● THE TASK: Copy the records below exactly, leaving out any pictures.
━━━━━━━━━━━━━━━━
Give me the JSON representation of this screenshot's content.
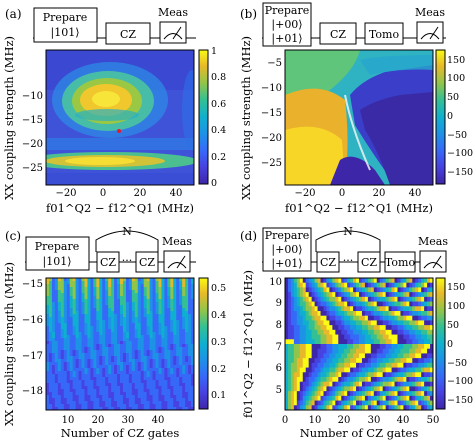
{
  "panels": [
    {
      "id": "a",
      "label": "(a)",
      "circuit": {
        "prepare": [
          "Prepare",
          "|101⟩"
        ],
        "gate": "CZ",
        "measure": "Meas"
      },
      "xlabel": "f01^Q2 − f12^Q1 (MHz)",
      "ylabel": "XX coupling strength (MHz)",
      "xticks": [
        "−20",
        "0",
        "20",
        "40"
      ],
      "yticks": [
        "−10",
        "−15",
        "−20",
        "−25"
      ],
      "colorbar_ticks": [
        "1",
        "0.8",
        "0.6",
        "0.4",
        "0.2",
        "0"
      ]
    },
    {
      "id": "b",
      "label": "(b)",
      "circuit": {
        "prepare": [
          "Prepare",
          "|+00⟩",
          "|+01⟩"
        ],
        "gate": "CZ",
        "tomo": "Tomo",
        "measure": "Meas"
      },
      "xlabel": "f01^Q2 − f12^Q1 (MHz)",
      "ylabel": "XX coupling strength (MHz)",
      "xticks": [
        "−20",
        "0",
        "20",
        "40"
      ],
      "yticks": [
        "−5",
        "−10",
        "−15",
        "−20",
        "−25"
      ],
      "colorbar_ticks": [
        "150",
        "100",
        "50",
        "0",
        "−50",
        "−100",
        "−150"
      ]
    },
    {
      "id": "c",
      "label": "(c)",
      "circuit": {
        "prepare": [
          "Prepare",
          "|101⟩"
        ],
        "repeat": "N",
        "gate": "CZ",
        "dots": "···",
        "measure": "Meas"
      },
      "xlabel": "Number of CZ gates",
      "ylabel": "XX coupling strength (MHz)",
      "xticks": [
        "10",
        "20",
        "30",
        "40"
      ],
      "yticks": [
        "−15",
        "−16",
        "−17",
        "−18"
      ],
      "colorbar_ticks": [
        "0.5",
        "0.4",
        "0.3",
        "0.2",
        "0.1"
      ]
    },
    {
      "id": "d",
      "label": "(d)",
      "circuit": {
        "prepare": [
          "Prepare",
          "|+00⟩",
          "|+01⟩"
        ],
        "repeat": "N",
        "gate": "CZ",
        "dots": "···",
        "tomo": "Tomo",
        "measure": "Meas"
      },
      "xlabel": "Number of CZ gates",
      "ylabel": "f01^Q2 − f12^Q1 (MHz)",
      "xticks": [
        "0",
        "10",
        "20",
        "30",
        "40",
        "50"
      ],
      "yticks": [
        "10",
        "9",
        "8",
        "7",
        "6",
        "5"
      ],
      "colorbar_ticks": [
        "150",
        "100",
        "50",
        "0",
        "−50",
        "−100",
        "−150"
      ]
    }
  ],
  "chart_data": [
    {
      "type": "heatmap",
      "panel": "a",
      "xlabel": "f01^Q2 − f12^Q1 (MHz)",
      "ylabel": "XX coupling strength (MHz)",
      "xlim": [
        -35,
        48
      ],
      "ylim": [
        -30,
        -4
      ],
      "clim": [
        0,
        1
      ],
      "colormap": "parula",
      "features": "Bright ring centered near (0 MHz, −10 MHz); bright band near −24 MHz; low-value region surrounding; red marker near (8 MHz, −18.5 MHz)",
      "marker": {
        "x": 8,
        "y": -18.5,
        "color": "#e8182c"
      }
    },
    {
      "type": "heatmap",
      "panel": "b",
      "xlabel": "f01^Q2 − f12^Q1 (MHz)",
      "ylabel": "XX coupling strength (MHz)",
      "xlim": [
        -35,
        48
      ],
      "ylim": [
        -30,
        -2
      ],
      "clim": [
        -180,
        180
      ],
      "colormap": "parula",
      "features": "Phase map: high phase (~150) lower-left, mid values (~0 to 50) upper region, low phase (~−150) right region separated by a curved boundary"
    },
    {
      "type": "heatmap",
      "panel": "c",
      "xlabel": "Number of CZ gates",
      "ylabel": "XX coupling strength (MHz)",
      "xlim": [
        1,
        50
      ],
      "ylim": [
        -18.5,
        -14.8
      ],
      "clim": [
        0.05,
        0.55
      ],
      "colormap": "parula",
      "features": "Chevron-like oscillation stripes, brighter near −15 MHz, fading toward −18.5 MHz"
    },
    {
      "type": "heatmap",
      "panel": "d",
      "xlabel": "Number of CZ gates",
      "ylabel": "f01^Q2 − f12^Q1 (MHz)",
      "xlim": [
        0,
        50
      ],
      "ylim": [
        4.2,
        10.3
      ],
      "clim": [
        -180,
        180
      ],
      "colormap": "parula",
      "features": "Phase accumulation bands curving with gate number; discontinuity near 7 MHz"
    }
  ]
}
━━━━━━━━━━━━━━━━
● SOLUTION FOR THIS TASK:
Give me the JSON representation of this screenshot's content.
{
  "panels": [
    {
      "id": "a",
      "label": "(a)",
      "circuit": {
        "prepare": [
          "Prepare",
          "|101⟩"
        ],
        "gate": "CZ",
        "measure": "Meas"
      },
      "xlabel": "f01^Q2 − f12^Q1 (MHz)",
      "ylabel": "XX coupling strength (MHz)",
      "xticks": [
        "−20",
        "0",
        "20",
        "40"
      ],
      "yticks": [
        "−10",
        "−15",
        "−20",
        "−25"
      ],
      "colorbar_ticks": [
        "1",
        "0.8",
        "0.6",
        "0.4",
        "0.2",
        "0"
      ]
    },
    {
      "id": "b",
      "label": "(b)",
      "circuit": {
        "prepare": [
          "Prepare",
          "|+00⟩",
          "|+01⟩"
        ],
        "gate": "CZ",
        "tomo": "Tomo",
        "measure": "Meas"
      },
      "xlabel": "f01^Q2 − f12^Q1 (MHz)",
      "ylabel": "XX coupling strength (MHz)",
      "xticks": [
        "−20",
        "0",
        "20",
        "40"
      ],
      "yticks": [
        "−5",
        "−10",
        "−15",
        "−20",
        "−25"
      ],
      "colorbar_ticks": [
        "150",
        "100",
        "50",
        "0",
        "−50",
        "−100",
        "−150"
      ]
    },
    {
      "id": "c",
      "label": "(c)",
      "circuit": {
        "prepare": [
          "Prepare",
          "|101⟩"
        ],
        "repeat": "N",
        "gate": "CZ",
        "dots": "···",
        "measure": "Meas"
      },
      "xlabel": "Number of CZ gates",
      "ylabel": "XX coupling strength (MHz)",
      "xticks": [
        "10",
        "20",
        "30",
        "40"
      ],
      "yticks": [
        "−15",
        "−16",
        "−17",
        "−18"
      ],
      "colorbar_ticks": [
        "0.5",
        "0.4",
        "0.3",
        "0.2",
        "0.1"
      ]
    },
    {
      "id": "d",
      "label": "(d)",
      "circuit": {
        "prepare": [
          "Prepare",
          "|+00⟩",
          "|+01⟩"
        ],
        "repeat": "N",
        "gate": "CZ",
        "dots": "···",
        "tomo": "Tomo",
        "measure": "Meas"
      },
      "xlabel": "Number of CZ gates",
      "ylabel": "f01^Q2 − f12^Q1 (MHz)",
      "xticks": [
        "0",
        "10",
        "20",
        "30",
        "40",
        "50"
      ],
      "yticks": [
        "10",
        "9",
        "8",
        "7",
        "6",
        "5"
      ],
      "colorbar_ticks": [
        "150",
        "100",
        "50",
        "0",
        "−50",
        "−100",
        "−150"
      ]
    }
  ],
  "chart_data": [
    {
      "type": "heatmap",
      "panel": "a",
      "xlabel": "f01^Q2 − f12^Q1 (MHz)",
      "ylabel": "XX coupling strength (MHz)",
      "xlim": [
        -35,
        48
      ],
      "ylim": [
        -30,
        -4
      ],
      "clim": [
        0,
        1
      ],
      "colormap": "parula",
      "features": "Bright ring centered near (0 MHz, −10 MHz); bright band near −24 MHz; low-value region surrounding; red marker near (8 MHz, −18.5 MHz)",
      "marker": {
        "x": 8,
        "y": -18.5,
        "color": "#e8182c"
      }
    },
    {
      "type": "heatmap",
      "panel": "b",
      "xlabel": "f01^Q2 − f12^Q1 (MHz)",
      "ylabel": "XX coupling strength (MHz)",
      "xlim": [
        -35,
        48
      ],
      "ylim": [
        -30,
        -2
      ],
      "clim": [
        -180,
        180
      ],
      "colormap": "parula",
      "features": "Phase map: high phase (~150) lower-left, mid values (~0 to 50) upper region, low phase (~−150) right region separated by a curved boundary"
    },
    {
      "type": "heatmap",
      "panel": "c",
      "xlabel": "Number of CZ gates",
      "ylabel": "XX coupling strength (MHz)",
      "xlim": [
        1,
        50
      ],
      "ylim": [
        -18.5,
        -14.8
      ],
      "clim": [
        0.05,
        0.55
      ],
      "colormap": "parula",
      "features": "Chevron-like oscillation stripes, brighter near −15 MHz, fading toward −18.5 MHz"
    },
    {
      "type": "heatmap",
      "panel": "d",
      "xlabel": "Number of CZ gates",
      "ylabel": "f01^Q2 − f12^Q1 (MHz)",
      "xlim": [
        0,
        50
      ],
      "ylim": [
        4.2,
        10.3
      ],
      "clim": [
        -180,
        180
      ],
      "colormap": "parula",
      "features": "Phase accumulation bands curving with gate number; discontinuity near 7 MHz"
    }
  ]
}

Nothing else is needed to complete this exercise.